» **What to work on**
Records follow. Copy every line with "enzyme".

» **Source material**
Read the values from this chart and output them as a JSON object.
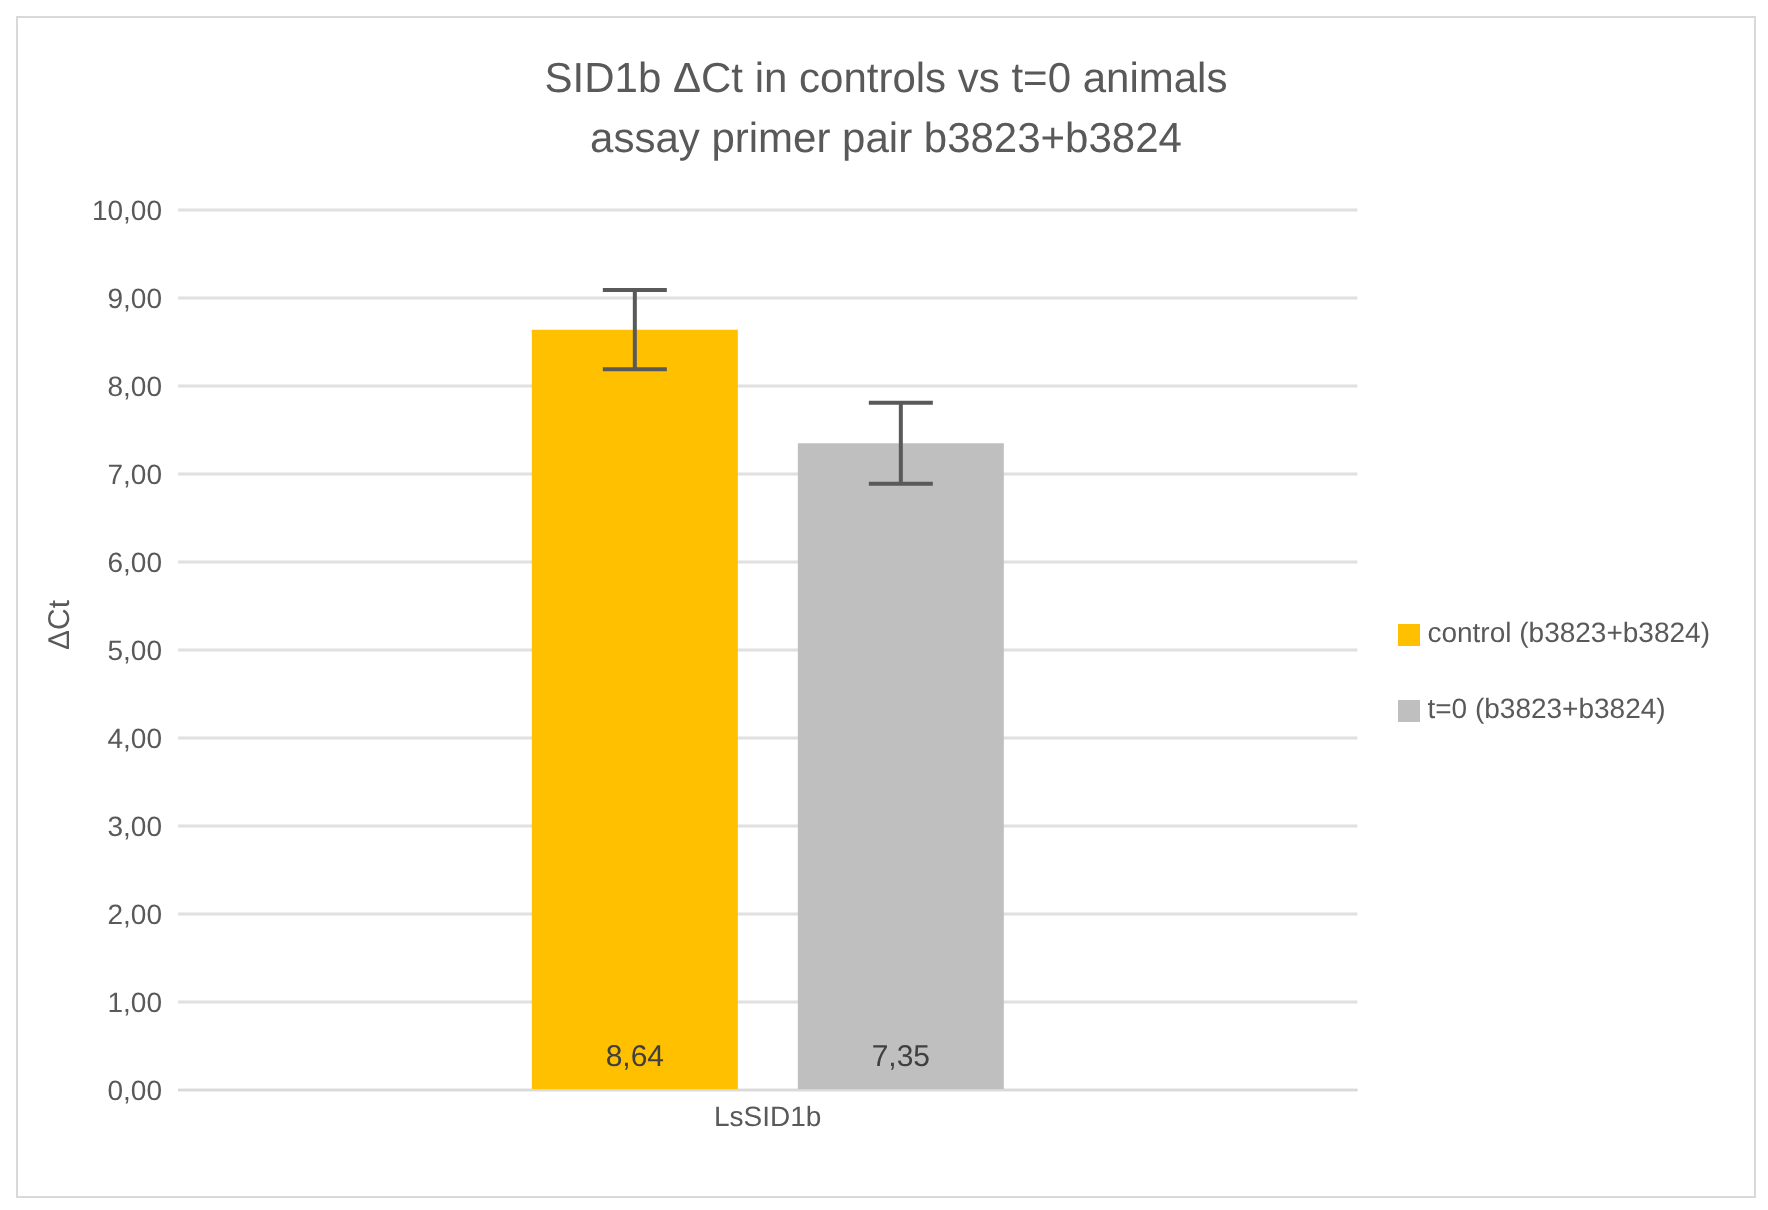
{
  "chart_data": {
    "type": "bar",
    "title": "SID1b ΔCt in controls vs t=0 animals",
    "subtitle": "assay primer pair b3823+b3824",
    "ylabel": "ΔCt",
    "categories": [
      "LsSID1b"
    ],
    "series": [
      {
        "name": "control (b3823+b3824)",
        "color": "#ffc000",
        "values": [
          8.64
        ],
        "errors": [
          0.45
        ],
        "value_labels": [
          "8,64"
        ]
      },
      {
        "name": "t=0 (b3823+b3824)",
        "color": "#bfbfbf",
        "values": [
          7.35
        ],
        "errors": [
          0.46
        ],
        "value_labels": [
          "7,35"
        ]
      }
    ],
    "ylim": [
      0,
      10
    ],
    "yticks": [
      {
        "value": 0,
        "label": "0,00"
      },
      {
        "value": 1,
        "label": "1,00"
      },
      {
        "value": 2,
        "label": "2,00"
      },
      {
        "value": 3,
        "label": "3,00"
      },
      {
        "value": 4,
        "label": "4,00"
      },
      {
        "value": 5,
        "label": "5,00"
      },
      {
        "value": 6,
        "label": "6,00"
      },
      {
        "value": 7,
        "label": "7,00"
      },
      {
        "value": 8,
        "label": "8,00"
      },
      {
        "value": 9,
        "label": "9,00"
      },
      {
        "value": 10,
        "label": "10,00"
      }
    ],
    "grid": "y",
    "legend": "right"
  }
}
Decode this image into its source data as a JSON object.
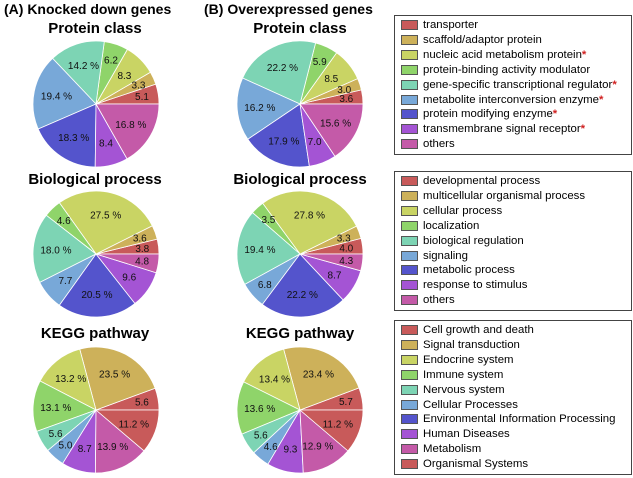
{
  "header_a": "(A) Knocked down genes",
  "header_b": "(B) Overexpressed genes",
  "colors": [
    "#c85a5a",
    "#cdb15a",
    "#c9d464",
    "#8fd46a",
    "#7dd4b4",
    "#78a8d8",
    "#5454cc",
    "#a454d4",
    "#c45aa8"
  ],
  "legends": [
    {
      "items": [
        {
          "label": "transporter",
          "star": ""
        },
        {
          "label": "scaffold/adaptor protein",
          "star": ""
        },
        {
          "label": "nucleic acid metabolism protein",
          "star": "*"
        },
        {
          "label": "protein-binding activity modulator",
          "star": ""
        },
        {
          "label": "gene-specific transcriptional regulator",
          "star": "*"
        },
        {
          "label": "metabolite interconversion enzyme",
          "star": "*"
        },
        {
          "label": "protein modifying enzyme",
          "star": "*"
        },
        {
          "label": "transmembrane signal receptor",
          "star": "*"
        },
        {
          "label": "others",
          "star": ""
        }
      ]
    },
    {
      "items": [
        {
          "label": "developmental process",
          "star": ""
        },
        {
          "label": "multicellular organismal process",
          "star": ""
        },
        {
          "label": "cellular process",
          "star": ""
        },
        {
          "label": "localization",
          "star": ""
        },
        {
          "label": "biological regulation",
          "star": ""
        },
        {
          "label": "signaling",
          "star": ""
        },
        {
          "label": "metabolic process",
          "star": ""
        },
        {
          "label": "response to stimulus",
          "star": ""
        },
        {
          "label": "others",
          "star": ""
        }
      ]
    },
    {
      "items": [
        {
          "label": "Cell growth and death",
          "star": ""
        },
        {
          "label": "Signal transduction",
          "star": ""
        },
        {
          "label": "Endocrine system",
          "star": ""
        },
        {
          "label": "Immune system",
          "star": ""
        },
        {
          "label": "Nervous system",
          "star": ""
        },
        {
          "label": "Cellular Processes",
          "star": ""
        },
        {
          "label": "Environmental Information Processing",
          "star": ""
        },
        {
          "label": "Human Diseases",
          "star": ""
        },
        {
          "label": "Metabolism",
          "star": ""
        },
        {
          "label": "Organismal Systems",
          "star": ""
        }
      ]
    }
  ],
  "chart_data": [
    {
      "type": "pie",
      "title": "Protein class",
      "group": "Knocked down genes",
      "slices": [
        {
          "value": 5.1,
          "label": "5.1"
        },
        {
          "value": 3.3,
          "label": "3.3"
        },
        {
          "value": 8.3,
          "label": "8.3"
        },
        {
          "value": 6.2,
          "label": "6.2"
        },
        {
          "value": 14.2,
          "label": "14.2 %"
        },
        {
          "value": 19.4,
          "label": "19.4 %"
        },
        {
          "value": 18.3,
          "label": "18.3 %"
        },
        {
          "value": 8.4,
          "label": "8.4"
        },
        {
          "value": 16.8,
          "label": "16.8 %"
        }
      ]
    },
    {
      "type": "pie",
      "title": "Protein class",
      "group": "Overexpressed genes",
      "slices": [
        {
          "value": 3.6,
          "label": "3.6"
        },
        {
          "value": 3.0,
          "label": "3.0"
        },
        {
          "value": 8.5,
          "label": "8.5"
        },
        {
          "value": 5.9,
          "label": "5.9"
        },
        {
          "value": 22.2,
          "label": "22.2 %"
        },
        {
          "value": 16.2,
          "label": "16.2 %"
        },
        {
          "value": 17.9,
          "label": "17.9 %"
        },
        {
          "value": 7.0,
          "label": "7.0"
        },
        {
          "value": 15.6,
          "label": "15.6 %"
        }
      ]
    },
    {
      "type": "pie",
      "title": "Biological process",
      "group": "Knocked down genes",
      "slices": [
        {
          "value": 3.8,
          "label": "3.8"
        },
        {
          "value": 3.6,
          "label": "3.6"
        },
        {
          "value": 27.5,
          "label": "27.5 %"
        },
        {
          "value": 4.6,
          "label": "4.6"
        },
        {
          "value": 18.0,
          "label": "18.0 %"
        },
        {
          "value": 7.7,
          "label": "7.7"
        },
        {
          "value": 20.5,
          "label": "20.5 %"
        },
        {
          "value": 9.6,
          "label": "9.6"
        },
        {
          "value": 4.8,
          "label": "4.8"
        }
      ]
    },
    {
      "type": "pie",
      "title": "Biological process",
      "group": "Overexpressed genes",
      "slices": [
        {
          "value": 4.0,
          "label": "4.0"
        },
        {
          "value": 3.3,
          "label": "3.3"
        },
        {
          "value": 27.8,
          "label": "27.8 %"
        },
        {
          "value": 3.5,
          "label": "3.5"
        },
        {
          "value": 19.4,
          "label": "19.4 %"
        },
        {
          "value": 6.8,
          "label": "6.8"
        },
        {
          "value": 22.2,
          "label": "22.2 %"
        },
        {
          "value": 8.7,
          "label": "8.7"
        },
        {
          "value": 4.3,
          "label": "4.3"
        }
      ]
    },
    {
      "type": "pie",
      "title": "KEGG pathway",
      "group": "Knocked down genes",
      "slices": [
        {
          "value": 5.6,
          "label": "5.6"
        },
        {
          "value": 23.5,
          "label": "23.5 %"
        },
        {
          "value": 13.2,
          "label": "13.2 %"
        },
        {
          "value": 13.1,
          "label": "13.1 %"
        },
        {
          "value": 5.6,
          "label": "5.6"
        },
        {
          "value": 5.0,
          "label": "5.0"
        },
        {
          "value": 0,
          "label": ""
        },
        {
          "value": 8.7,
          "label": "8.7"
        },
        {
          "value": 13.9,
          "label": "13.9 %"
        },
        {
          "value": 11.2,
          "label": "11.2 %"
        }
      ]
    },
    {
      "type": "pie",
      "title": "KEGG pathway",
      "group": "Overexpressed genes",
      "slices": [
        {
          "value": 5.7,
          "label": "5.7"
        },
        {
          "value": 23.4,
          "label": "23.4 %"
        },
        {
          "value": 13.4,
          "label": "13.4 %"
        },
        {
          "value": 13.6,
          "label": "13.6 %"
        },
        {
          "value": 5.6,
          "label": "5.6"
        },
        {
          "value": 4.6,
          "label": "4.6"
        },
        {
          "value": 0,
          "label": ""
        },
        {
          "value": 9.3,
          "label": "9.3"
        },
        {
          "value": 12.9,
          "label": "12.9 %"
        },
        {
          "value": 11.2,
          "label": "11.2 %"
        }
      ]
    }
  ]
}
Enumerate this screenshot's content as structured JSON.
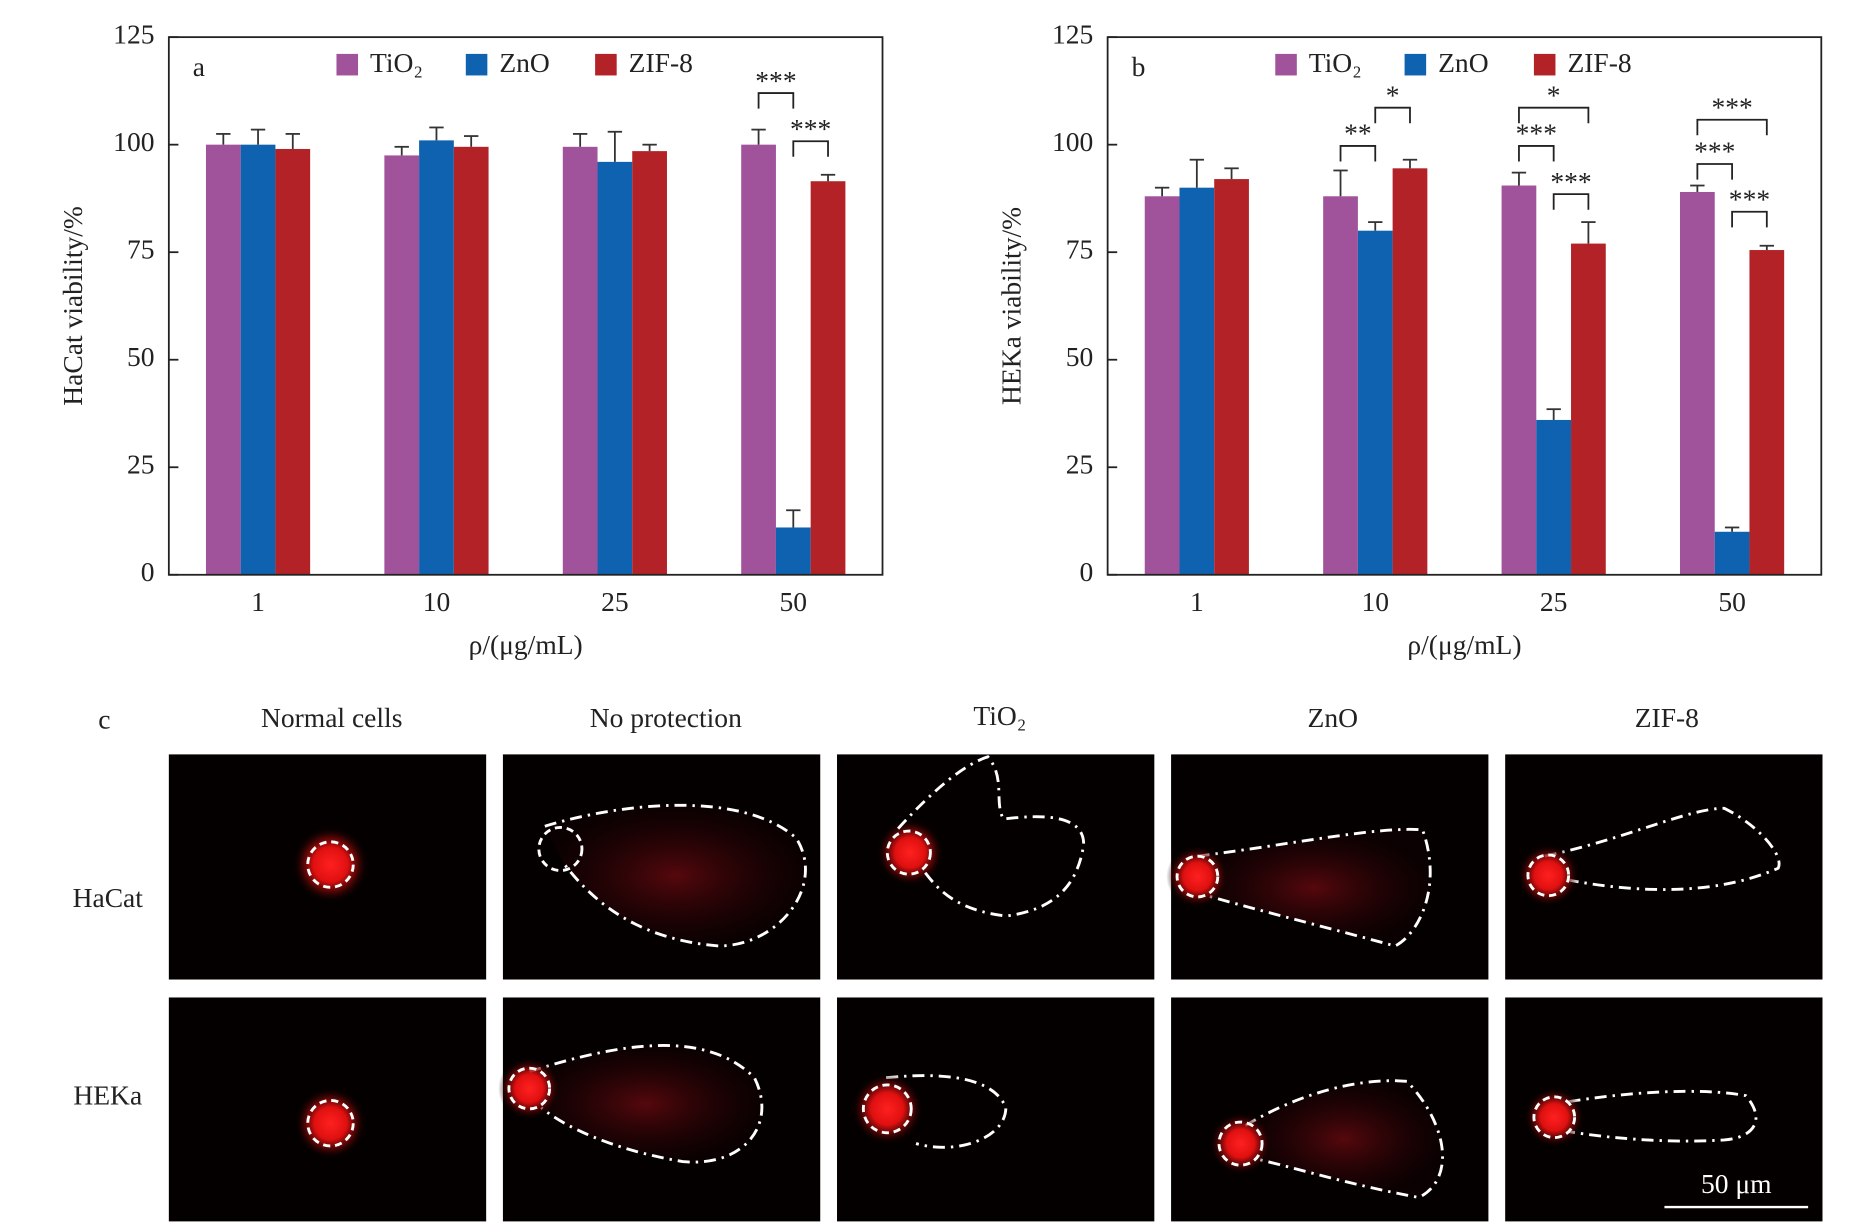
{
  "chart_data": [
    {
      "type": "bar",
      "panel_label": "a",
      "y_label": "HaCat viability/%",
      "x_label": "ρ/(μg/mL)",
      "categories": [
        "1",
        "10",
        "25",
        "50"
      ],
      "series": [
        {
          "name": "TiO₂",
          "color": "#a0529a",
          "values": [
            100,
            97.5,
            99.5,
            100
          ],
          "errors": [
            2.5,
            2,
            3,
            3.5
          ]
        },
        {
          "name": "ZnO",
          "color": "#0f62b0",
          "values": [
            100,
            101,
            96,
            11
          ],
          "errors": [
            3.5,
            3,
            7,
            4
          ]
        },
        {
          "name": "ZIF-8",
          "color": "#b22226",
          "values": [
            99,
            99.5,
            98.5,
            91.5
          ],
          "errors": [
            3.5,
            2.5,
            1.5,
            1.5
          ]
        }
      ],
      "ylim": [
        0,
        125
      ],
      "yticks": [
        0,
        25,
        50,
        75,
        100,
        125
      ],
      "annotations": [
        "***",
        "***"
      ]
    },
    {
      "type": "bar",
      "panel_label": "b",
      "y_label": "HEKa viability/%",
      "x_label": "ρ/(μg/mL)",
      "categories": [
        "1",
        "10",
        "25",
        "50"
      ],
      "series": [
        {
          "name": "TiO₂",
          "color": "#a0529a",
          "values": [
            88,
            88,
            90.5,
            89
          ],
          "errors": [
            2,
            6,
            3,
            1.5
          ]
        },
        {
          "name": "ZnO",
          "color": "#0f62b0",
          "values": [
            90,
            80,
            36,
            10
          ],
          "errors": [
            6.5,
            2,
            2.5,
            1
          ]
        },
        {
          "name": "ZIF-8",
          "color": "#b22226",
          "values": [
            92,
            94.5,
            77,
            75.5
          ],
          "errors": [
            2.5,
            2,
            5,
            1
          ]
        }
      ],
      "ylim": [
        0,
        125
      ],
      "yticks": [
        0,
        25,
        50,
        75,
        100,
        125
      ],
      "annotations": [
        "**",
        "*",
        "*",
        "***",
        "***",
        "***",
        "***",
        "***"
      ]
    }
  ],
  "figure_c": {
    "panel_label": "c",
    "columns": [
      "Normal cells",
      "No protection",
      "TiO₂",
      "ZnO",
      "ZIF-8"
    ],
    "rows": [
      "HaCat",
      "HEKa"
    ],
    "scale_bar": "50 μm"
  }
}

» **Final answer**
          "label": "metabolite interconversion enzyme",
          "label": "protein modifying enzyme",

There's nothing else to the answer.